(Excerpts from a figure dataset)
---*---

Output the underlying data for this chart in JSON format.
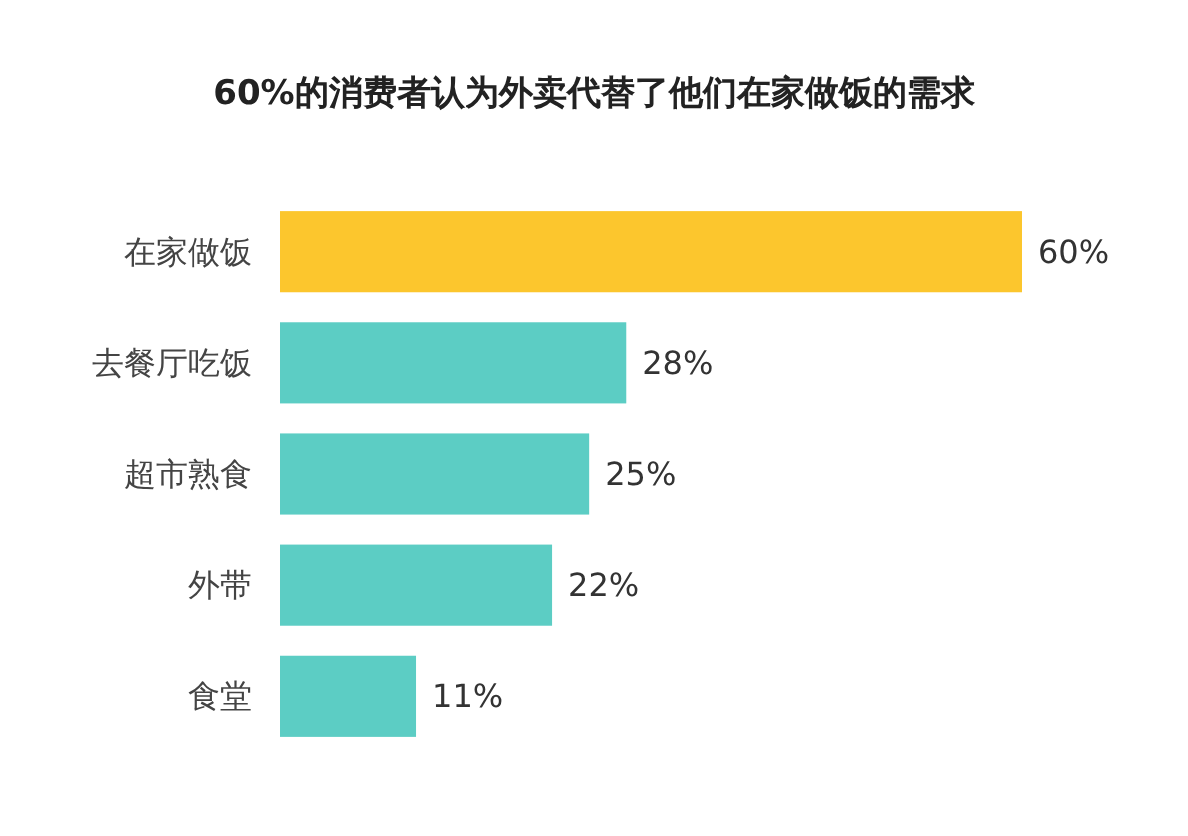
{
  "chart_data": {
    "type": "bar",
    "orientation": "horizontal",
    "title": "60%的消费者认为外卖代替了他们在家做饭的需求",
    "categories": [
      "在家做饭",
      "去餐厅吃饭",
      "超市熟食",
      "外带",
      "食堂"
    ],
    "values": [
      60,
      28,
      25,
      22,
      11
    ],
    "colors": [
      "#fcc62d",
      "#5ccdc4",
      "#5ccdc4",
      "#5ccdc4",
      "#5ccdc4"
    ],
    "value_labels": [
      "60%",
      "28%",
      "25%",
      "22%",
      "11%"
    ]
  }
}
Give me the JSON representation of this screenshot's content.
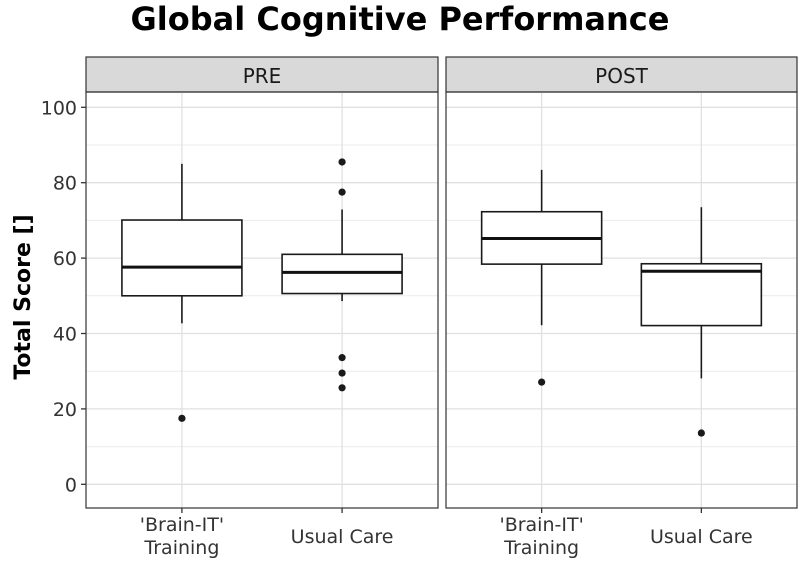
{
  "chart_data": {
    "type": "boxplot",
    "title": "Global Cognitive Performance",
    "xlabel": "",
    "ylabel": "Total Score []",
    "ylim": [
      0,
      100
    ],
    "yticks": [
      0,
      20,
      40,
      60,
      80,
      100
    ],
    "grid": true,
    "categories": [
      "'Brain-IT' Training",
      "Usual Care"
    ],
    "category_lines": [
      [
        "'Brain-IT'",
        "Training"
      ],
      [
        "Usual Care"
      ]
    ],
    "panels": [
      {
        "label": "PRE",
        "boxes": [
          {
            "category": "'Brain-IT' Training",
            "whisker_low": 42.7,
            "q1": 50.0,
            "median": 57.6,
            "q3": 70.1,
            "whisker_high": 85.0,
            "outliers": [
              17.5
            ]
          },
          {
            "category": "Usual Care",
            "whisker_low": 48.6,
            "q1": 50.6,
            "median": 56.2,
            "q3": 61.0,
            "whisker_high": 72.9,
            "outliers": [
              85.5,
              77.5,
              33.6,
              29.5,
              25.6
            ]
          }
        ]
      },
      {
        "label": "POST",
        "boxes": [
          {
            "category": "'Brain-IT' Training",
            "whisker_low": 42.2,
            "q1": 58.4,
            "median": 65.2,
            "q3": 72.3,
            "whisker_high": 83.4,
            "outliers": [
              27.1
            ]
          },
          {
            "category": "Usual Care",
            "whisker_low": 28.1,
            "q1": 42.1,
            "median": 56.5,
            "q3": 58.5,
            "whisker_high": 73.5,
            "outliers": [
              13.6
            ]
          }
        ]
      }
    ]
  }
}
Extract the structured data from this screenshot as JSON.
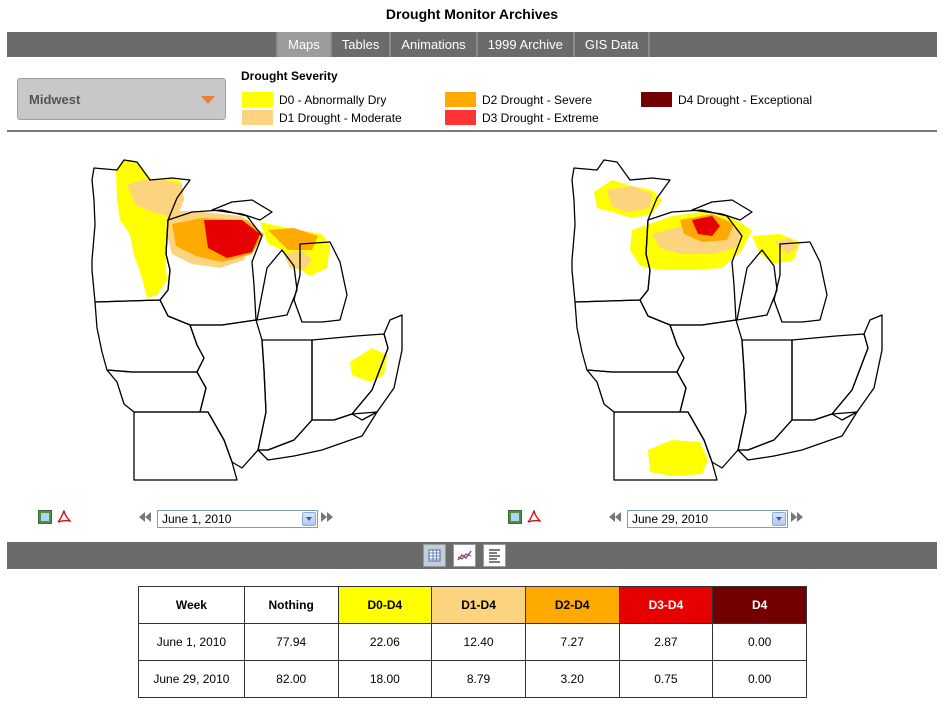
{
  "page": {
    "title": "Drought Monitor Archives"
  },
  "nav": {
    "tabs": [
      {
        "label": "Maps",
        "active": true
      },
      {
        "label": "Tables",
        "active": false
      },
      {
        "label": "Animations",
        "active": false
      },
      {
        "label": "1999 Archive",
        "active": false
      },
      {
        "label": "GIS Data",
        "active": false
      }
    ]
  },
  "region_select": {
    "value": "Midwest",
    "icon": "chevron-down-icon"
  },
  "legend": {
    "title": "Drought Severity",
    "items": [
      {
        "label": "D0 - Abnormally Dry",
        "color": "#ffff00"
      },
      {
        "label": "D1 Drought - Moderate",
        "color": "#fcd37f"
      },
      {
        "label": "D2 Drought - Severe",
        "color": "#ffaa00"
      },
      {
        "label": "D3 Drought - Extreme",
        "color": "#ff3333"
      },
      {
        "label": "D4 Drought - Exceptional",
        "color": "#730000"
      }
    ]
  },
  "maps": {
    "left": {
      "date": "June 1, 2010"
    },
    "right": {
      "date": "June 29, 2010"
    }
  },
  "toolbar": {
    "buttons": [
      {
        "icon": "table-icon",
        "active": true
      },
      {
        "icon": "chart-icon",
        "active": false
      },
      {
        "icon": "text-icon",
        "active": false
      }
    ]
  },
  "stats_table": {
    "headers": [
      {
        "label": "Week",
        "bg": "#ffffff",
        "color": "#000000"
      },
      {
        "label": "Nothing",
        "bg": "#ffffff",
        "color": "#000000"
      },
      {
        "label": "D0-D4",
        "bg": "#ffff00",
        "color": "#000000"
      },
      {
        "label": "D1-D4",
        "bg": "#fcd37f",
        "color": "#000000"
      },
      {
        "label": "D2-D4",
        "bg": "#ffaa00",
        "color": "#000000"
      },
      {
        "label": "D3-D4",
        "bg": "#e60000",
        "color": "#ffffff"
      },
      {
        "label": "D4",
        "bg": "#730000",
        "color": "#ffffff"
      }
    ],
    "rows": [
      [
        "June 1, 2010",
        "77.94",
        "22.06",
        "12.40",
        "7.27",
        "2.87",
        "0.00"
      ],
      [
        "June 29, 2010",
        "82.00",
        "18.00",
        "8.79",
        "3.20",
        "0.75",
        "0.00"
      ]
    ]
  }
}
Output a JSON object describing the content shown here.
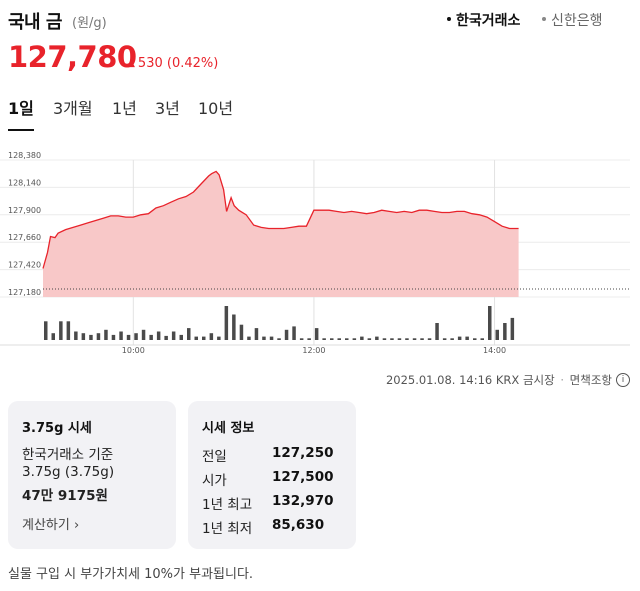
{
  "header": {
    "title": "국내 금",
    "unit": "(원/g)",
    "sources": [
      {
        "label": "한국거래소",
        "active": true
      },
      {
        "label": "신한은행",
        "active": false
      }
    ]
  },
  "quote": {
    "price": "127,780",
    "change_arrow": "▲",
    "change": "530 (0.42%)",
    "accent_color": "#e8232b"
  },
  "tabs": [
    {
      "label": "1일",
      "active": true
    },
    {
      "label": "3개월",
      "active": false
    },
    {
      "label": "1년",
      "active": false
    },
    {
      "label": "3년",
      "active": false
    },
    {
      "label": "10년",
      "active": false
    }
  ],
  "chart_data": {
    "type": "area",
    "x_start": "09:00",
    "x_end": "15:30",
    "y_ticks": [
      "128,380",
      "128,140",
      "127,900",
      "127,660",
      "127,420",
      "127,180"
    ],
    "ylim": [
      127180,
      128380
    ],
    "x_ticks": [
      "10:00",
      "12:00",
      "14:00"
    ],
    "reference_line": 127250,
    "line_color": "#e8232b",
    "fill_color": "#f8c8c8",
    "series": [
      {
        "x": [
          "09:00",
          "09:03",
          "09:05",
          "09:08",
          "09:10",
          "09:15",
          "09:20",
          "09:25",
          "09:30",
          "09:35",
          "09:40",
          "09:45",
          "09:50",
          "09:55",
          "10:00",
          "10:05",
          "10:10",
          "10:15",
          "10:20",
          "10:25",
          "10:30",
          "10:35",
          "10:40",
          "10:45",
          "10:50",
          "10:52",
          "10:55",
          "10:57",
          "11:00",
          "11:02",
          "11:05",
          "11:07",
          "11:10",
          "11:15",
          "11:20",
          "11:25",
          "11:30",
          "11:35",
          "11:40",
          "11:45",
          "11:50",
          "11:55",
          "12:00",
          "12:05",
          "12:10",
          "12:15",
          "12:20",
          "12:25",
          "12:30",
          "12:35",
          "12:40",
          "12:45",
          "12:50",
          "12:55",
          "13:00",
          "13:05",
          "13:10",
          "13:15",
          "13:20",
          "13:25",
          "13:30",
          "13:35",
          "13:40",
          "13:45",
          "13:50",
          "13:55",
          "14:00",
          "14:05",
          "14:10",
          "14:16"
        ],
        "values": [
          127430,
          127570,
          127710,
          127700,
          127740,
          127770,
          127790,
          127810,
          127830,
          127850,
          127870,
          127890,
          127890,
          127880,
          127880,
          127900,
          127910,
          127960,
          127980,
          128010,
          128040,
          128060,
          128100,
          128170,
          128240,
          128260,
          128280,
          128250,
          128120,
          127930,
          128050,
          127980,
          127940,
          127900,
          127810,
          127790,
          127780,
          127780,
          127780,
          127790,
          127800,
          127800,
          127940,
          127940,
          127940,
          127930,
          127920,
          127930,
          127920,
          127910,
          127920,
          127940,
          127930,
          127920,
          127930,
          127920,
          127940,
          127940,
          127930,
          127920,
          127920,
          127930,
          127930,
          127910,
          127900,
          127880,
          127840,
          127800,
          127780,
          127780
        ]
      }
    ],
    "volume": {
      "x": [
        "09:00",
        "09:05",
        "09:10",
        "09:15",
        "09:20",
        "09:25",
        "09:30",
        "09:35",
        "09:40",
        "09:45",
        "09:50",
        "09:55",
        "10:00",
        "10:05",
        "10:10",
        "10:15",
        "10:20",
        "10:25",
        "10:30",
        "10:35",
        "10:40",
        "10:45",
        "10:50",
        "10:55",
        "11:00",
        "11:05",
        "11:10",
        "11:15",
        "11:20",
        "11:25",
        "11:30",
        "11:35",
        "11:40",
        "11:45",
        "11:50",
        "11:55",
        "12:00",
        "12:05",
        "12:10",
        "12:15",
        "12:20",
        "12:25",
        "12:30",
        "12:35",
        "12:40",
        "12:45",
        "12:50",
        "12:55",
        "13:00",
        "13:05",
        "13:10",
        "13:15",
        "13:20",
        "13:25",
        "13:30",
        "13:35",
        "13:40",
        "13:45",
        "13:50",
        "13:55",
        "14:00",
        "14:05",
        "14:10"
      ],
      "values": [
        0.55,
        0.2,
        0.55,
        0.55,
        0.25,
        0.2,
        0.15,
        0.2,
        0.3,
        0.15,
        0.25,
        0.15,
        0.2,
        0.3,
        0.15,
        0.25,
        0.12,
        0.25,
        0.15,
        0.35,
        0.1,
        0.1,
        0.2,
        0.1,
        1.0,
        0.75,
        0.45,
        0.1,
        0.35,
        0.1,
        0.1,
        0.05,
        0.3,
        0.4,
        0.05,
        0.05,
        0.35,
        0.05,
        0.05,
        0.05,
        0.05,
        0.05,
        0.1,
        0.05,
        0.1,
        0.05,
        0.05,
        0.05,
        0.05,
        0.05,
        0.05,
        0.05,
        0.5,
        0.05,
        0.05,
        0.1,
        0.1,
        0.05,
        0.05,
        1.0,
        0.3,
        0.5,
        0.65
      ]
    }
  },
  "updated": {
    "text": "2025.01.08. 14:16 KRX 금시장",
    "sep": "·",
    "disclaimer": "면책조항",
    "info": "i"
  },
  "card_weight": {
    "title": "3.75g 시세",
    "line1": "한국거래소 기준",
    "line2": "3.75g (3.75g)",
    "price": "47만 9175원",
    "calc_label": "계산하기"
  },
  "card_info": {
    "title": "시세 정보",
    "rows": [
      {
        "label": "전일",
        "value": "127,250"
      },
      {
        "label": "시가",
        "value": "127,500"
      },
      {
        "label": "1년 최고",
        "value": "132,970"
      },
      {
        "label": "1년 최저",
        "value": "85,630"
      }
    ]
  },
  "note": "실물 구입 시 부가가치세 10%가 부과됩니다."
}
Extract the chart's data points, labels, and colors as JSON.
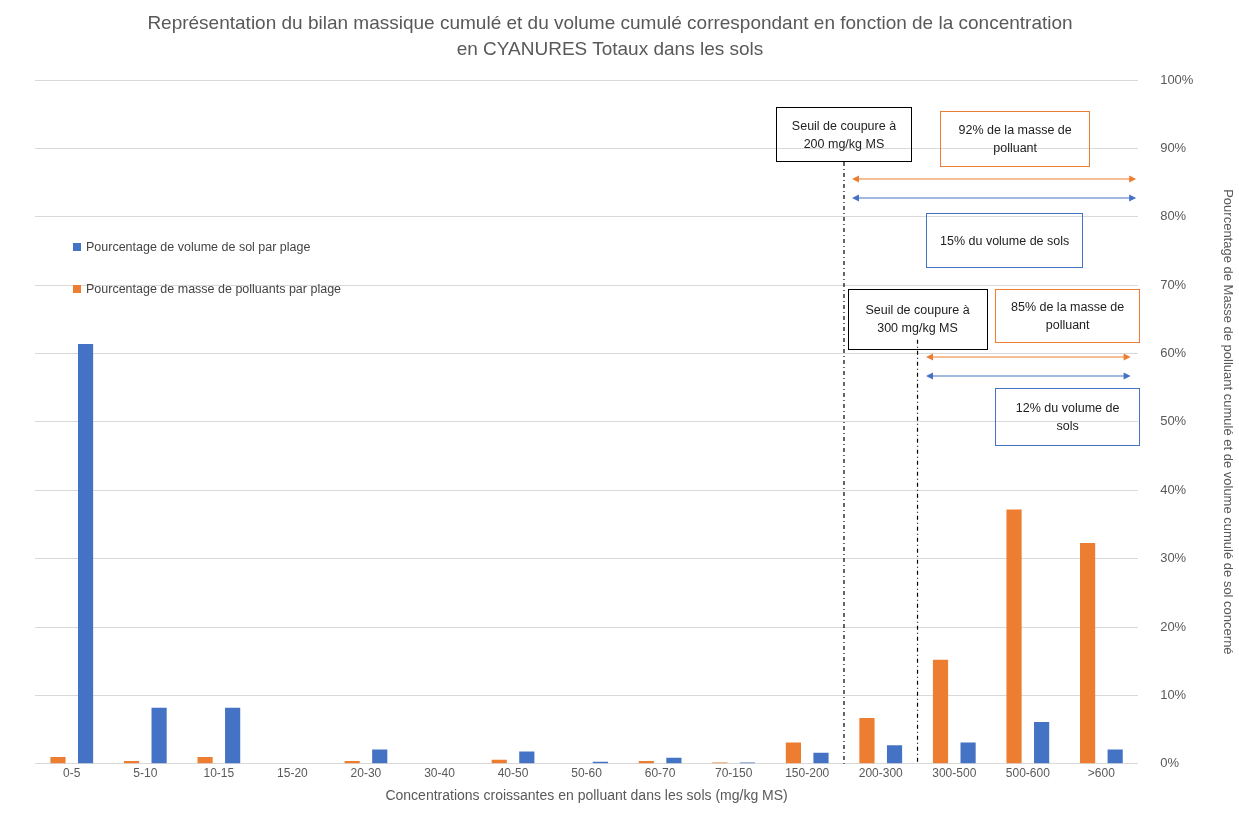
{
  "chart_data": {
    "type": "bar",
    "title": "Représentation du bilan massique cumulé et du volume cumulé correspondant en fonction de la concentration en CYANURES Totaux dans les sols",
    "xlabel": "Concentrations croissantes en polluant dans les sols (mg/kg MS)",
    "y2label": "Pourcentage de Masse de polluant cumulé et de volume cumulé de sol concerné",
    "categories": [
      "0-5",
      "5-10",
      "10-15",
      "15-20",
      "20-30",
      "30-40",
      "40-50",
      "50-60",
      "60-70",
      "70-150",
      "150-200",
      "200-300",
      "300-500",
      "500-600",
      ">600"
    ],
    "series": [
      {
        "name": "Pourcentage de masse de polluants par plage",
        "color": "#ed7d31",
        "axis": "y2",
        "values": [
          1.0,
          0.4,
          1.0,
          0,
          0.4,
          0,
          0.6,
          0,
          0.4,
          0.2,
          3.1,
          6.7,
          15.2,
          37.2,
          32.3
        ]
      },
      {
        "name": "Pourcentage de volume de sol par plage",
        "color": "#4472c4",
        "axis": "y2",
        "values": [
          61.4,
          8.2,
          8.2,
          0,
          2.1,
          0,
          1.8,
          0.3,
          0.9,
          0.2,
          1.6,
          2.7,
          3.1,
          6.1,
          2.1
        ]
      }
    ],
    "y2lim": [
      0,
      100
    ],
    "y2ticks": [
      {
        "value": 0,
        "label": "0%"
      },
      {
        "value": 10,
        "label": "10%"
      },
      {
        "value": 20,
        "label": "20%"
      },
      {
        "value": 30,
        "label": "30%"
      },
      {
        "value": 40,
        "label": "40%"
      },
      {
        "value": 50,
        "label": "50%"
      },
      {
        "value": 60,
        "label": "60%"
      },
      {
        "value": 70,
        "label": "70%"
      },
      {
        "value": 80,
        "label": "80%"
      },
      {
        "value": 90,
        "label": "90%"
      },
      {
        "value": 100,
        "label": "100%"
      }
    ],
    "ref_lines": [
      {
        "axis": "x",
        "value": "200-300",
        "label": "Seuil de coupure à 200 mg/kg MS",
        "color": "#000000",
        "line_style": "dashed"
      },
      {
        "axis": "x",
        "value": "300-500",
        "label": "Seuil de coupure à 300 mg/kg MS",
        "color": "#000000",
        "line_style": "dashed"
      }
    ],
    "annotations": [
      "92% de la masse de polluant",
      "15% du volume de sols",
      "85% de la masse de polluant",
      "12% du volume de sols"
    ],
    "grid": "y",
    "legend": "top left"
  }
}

---*---

• [Exercise details]: In the records above, find each line with the word "name" and copy it.

• [Solution to the exercise]:
        "name": "Pourcentage de masse de polluants par plage",
        "name": "Pourcentage de volume de sol par plage",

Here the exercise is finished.